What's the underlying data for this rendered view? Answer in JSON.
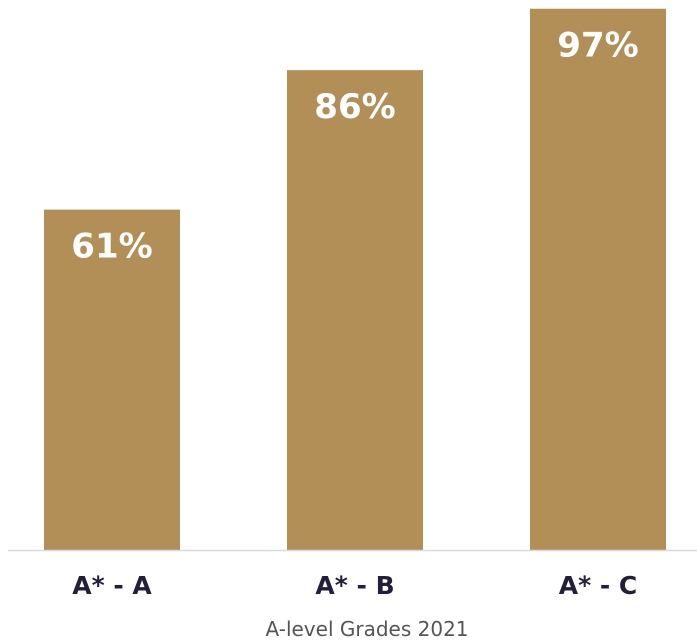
{
  "chart_data": {
    "type": "bar",
    "title": "",
    "xlabel": "A-level Grades 2021",
    "ylabel": "",
    "categories": [
      "A* - A",
      "A* - B",
      "A* - C"
    ],
    "values": [
      61,
      86,
      97
    ],
    "data_labels": [
      "61%",
      "86%",
      "97%"
    ],
    "ylim": [
      0,
      100
    ],
    "grid": false,
    "legend": "none",
    "colors": {
      "bar": "#b38f58",
      "bar_label": "#ffffff",
      "category_label": "#231f3a",
      "axis_line": "#d9d9d9",
      "axis_title": "#555555"
    }
  }
}
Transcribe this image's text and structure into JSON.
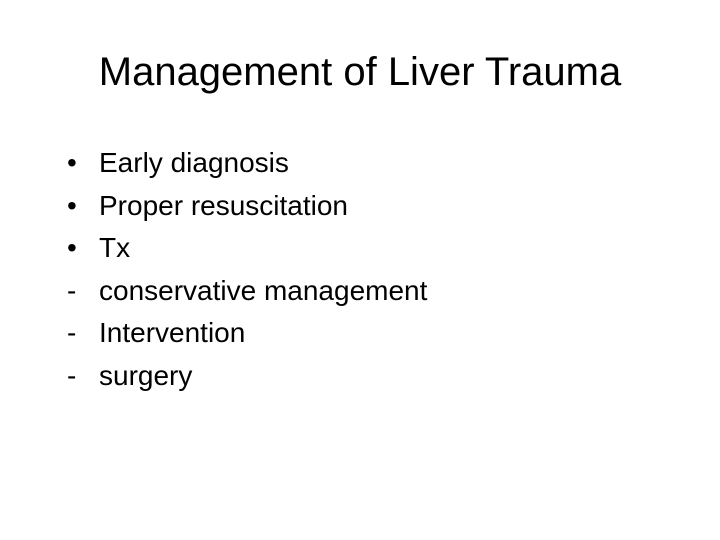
{
  "slide": {
    "title": "Management of Liver Trauma",
    "items": [
      {
        "bullet": "•",
        "text": "Early diagnosis"
      },
      {
        "bullet": "•",
        "text": "Proper resuscitation"
      },
      {
        "bullet": "•",
        "text": "Tx"
      },
      {
        "bullet": "-",
        "text": "conservative management"
      },
      {
        "bullet": "-",
        "text": "Intervention"
      },
      {
        "bullet": "-",
        "text": "surgery"
      }
    ],
    "style": {
      "background_color": "#ffffff",
      "text_color": "#000000",
      "title_fontsize": 40,
      "body_fontsize": 28,
      "font_family": "Arial"
    }
  }
}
= = = = = = =
## REQUIREMENT
Exact duplication of all the records is required; pictures are omitted from the copy.

## CORRECT RESULT
What's the underlying data for this rendered view? Answer in JSON.
{
  "chart_data": {
    "type": "bar",
    "title": "",
    "xlabel": "A-level Grades 2021",
    "ylabel": "",
    "categories": [
      "A* - A",
      "A* - B",
      "A* - C"
    ],
    "values": [
      61,
      86,
      97
    ],
    "data_labels": [
      "61%",
      "86%",
      "97%"
    ],
    "ylim": [
      0,
      100
    ],
    "grid": false,
    "legend": "none",
    "colors": {
      "bar": "#b38f58",
      "bar_label": "#ffffff",
      "category_label": "#231f3a",
      "axis_line": "#d9d9d9",
      "axis_title": "#555555"
    }
  }
}
Transcribe this image's text and structure into JSON.
{
  "slide": {
    "title": "Management of Liver Trauma",
    "items": [
      {
        "bullet": "•",
        "text": "Early diagnosis"
      },
      {
        "bullet": "•",
        "text": "Proper resuscitation"
      },
      {
        "bullet": "•",
        "text": "Tx"
      },
      {
        "bullet": "-",
        "text": "conservative management"
      },
      {
        "bullet": "-",
        "text": "Intervention"
      },
      {
        "bullet": "-",
        "text": "surgery"
      }
    ],
    "style": {
      "background_color": "#ffffff",
      "text_color": "#000000",
      "title_fontsize": 40,
      "body_fontsize": 28,
      "font_family": "Arial"
    }
  }
}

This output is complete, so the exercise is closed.